» INSTRUCTIONS FOR THE TASK:
Please format the material from its first line through the line containing "footer-stripe-segment (356, 1431, 696, 1437)", both ends included, as a JSON list of strings with one string per line. Leave out blank lines and everything after that endpoint.

» SOURCE DATA:
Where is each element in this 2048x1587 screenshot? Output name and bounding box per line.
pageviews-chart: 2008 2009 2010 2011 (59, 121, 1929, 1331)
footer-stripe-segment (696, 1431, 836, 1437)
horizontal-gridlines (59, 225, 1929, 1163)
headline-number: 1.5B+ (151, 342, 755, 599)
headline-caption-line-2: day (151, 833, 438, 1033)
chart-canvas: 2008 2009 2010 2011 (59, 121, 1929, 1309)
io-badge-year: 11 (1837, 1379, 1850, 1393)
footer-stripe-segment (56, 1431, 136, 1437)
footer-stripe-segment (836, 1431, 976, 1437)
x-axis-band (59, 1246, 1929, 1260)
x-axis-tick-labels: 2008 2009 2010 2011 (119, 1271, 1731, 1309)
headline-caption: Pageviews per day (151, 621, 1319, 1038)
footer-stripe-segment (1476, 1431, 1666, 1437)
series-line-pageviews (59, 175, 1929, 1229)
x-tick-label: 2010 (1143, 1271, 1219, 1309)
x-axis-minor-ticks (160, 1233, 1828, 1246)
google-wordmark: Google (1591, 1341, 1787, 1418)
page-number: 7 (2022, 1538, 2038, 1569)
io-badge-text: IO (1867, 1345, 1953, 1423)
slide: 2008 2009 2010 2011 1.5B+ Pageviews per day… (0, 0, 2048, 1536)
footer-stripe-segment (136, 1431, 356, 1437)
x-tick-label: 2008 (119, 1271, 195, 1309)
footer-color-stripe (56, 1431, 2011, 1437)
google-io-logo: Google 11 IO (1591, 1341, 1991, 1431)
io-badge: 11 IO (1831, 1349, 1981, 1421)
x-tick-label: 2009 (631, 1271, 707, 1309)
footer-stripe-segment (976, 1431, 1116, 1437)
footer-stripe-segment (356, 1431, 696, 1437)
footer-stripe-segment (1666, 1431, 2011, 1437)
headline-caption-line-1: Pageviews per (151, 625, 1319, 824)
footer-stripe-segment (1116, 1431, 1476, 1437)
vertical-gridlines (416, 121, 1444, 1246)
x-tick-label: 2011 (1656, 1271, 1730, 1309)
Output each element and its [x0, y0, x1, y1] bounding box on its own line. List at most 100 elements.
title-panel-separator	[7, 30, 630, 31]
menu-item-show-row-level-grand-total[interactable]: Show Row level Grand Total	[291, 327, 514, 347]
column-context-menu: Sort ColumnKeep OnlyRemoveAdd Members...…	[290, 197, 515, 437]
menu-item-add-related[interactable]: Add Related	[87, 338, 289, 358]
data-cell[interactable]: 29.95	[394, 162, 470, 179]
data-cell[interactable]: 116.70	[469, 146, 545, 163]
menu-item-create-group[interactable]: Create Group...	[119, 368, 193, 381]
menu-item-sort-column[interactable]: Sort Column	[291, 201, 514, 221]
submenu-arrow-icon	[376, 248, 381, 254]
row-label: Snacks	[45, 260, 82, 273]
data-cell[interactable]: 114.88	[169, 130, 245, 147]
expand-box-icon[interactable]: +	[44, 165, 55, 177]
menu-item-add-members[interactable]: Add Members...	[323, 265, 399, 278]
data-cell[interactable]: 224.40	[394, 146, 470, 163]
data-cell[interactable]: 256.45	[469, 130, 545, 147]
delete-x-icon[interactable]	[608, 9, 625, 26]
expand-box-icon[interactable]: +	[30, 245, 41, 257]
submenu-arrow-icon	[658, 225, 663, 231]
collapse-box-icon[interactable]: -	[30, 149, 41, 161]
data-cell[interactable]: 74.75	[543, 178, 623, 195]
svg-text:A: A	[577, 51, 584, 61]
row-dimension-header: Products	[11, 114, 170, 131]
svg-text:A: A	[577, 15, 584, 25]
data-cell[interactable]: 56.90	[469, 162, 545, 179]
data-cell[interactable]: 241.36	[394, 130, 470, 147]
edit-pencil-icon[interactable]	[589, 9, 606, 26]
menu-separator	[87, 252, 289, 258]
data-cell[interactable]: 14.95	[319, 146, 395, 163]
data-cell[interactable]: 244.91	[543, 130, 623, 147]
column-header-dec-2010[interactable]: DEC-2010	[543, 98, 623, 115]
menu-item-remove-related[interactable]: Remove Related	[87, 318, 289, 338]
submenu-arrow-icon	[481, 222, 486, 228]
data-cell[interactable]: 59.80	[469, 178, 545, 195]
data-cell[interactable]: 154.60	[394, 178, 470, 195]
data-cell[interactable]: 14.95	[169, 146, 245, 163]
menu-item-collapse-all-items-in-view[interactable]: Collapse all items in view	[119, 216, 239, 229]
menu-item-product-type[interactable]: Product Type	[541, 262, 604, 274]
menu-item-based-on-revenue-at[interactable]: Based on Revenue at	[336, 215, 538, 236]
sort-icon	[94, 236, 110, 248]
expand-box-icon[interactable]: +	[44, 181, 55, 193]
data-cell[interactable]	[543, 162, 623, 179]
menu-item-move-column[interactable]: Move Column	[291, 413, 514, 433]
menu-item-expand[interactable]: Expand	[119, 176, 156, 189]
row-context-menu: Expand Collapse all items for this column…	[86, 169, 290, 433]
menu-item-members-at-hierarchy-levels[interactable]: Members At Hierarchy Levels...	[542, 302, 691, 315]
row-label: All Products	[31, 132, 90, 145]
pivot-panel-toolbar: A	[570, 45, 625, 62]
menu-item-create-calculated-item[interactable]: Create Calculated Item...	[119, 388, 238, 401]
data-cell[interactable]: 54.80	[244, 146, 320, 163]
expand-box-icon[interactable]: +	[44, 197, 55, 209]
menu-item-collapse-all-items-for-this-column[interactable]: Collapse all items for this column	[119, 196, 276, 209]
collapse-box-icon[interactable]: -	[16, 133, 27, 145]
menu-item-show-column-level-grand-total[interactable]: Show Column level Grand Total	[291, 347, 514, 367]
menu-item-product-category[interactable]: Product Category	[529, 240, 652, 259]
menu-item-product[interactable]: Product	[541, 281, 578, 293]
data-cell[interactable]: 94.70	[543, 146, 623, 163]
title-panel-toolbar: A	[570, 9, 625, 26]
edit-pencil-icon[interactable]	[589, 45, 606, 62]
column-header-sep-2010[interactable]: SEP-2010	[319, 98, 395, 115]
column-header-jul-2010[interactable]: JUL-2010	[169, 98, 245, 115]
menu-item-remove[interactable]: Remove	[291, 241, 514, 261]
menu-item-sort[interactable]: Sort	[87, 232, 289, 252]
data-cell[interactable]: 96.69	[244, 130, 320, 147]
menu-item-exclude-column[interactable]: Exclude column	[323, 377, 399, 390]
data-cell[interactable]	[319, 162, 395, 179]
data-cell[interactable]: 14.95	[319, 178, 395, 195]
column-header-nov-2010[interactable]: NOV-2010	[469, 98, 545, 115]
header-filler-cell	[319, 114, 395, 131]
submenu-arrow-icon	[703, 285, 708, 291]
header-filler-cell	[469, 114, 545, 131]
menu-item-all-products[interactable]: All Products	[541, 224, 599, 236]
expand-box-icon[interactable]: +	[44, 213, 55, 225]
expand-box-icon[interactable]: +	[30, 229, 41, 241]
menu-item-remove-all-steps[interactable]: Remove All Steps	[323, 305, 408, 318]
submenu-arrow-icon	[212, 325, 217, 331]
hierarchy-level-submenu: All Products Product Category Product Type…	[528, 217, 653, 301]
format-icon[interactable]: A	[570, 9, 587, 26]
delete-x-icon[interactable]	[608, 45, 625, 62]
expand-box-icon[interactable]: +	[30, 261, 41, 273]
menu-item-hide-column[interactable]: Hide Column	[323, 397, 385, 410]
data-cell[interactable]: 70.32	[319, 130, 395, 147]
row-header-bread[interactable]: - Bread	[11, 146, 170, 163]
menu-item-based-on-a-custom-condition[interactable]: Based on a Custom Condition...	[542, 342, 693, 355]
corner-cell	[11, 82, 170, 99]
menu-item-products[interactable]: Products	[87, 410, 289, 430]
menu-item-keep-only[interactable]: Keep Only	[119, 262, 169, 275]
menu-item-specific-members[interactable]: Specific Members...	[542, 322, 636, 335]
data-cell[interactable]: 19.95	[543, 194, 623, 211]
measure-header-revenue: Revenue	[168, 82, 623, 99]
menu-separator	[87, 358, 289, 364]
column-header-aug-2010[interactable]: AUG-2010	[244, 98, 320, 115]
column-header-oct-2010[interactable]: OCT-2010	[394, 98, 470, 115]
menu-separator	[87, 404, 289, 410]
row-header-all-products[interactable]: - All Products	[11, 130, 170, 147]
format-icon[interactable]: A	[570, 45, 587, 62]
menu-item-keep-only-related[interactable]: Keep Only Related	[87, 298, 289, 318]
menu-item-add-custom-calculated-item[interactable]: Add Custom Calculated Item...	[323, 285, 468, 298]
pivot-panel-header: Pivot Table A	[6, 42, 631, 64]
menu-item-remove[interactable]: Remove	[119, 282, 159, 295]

» OUTPUT OF THE EXERCISE:
[
  "Where is each element in this 2048x1587 screenshot? Output name and bounding box per line.",
  "pageviews-chart: 2008 2009 2010 2011 (59, 121, 1929, 1331)",
  "footer-stripe-segment (696, 1431, 836, 1437)",
  "horizontal-gridlines (59, 225, 1929, 1163)",
  "headline-number: 1.5B+ (151, 342, 755, 599)",
  "headline-caption-line-2: day (151, 833, 438, 1033)",
  "chart-canvas: 2008 2009 2010 2011 (59, 121, 1929, 1309)",
  "io-badge-year: 11 (1837, 1379, 1850, 1393)",
  "footer-stripe-segment (56, 1431, 136, 1437)",
  "footer-stripe-segment (836, 1431, 976, 1437)",
  "x-axis-band (59, 1246, 1929, 1260)",
  "x-axis-tick-labels: 2008 2009 2010 2011 (119, 1271, 1731, 1309)",
  "headline-caption: Pageviews per day (151, 621, 1319, 1038)",
  "footer-stripe-segment (1476, 1431, 1666, 1437)",
  "series-line-pageviews (59, 175, 1929, 1229)",
  "x-tick-label: 2010 (1143, 1271, 1219, 1309)",
  "x-axis-minor-ticks (160, 1233, 1828, 1246)",
  "google-wordmark: Google (1591, 1341, 1787, 1418)",
  "page-number: 7 (2022, 1538, 2038, 1569)",
  "io-badge-text: IO (1867, 1345, 1953, 1423)",
  "slide: 2008 2009 2010 2011 1.5B+ Pageviews per day… (0, 0, 2048, 1536)",
  "footer-stripe-segment (136, 1431, 356, 1437)",
  "x-tick-label: 2008 (119, 1271, 195, 1309)",
  "footer-color-stripe (56, 1431, 2011, 1437)",
  "google-io-logo: Google 11 IO (1591, 1341, 1991, 1431)",
  "io-badge: 11 IO (1831, 1349, 1981, 1421)",
  "x-tick-label: 2009 (631, 1271, 707, 1309)",
  "footer-stripe-segment (976, 1431, 1116, 1437)",
  "footer-stripe-segment (356, 1431, 696, 1437)"
]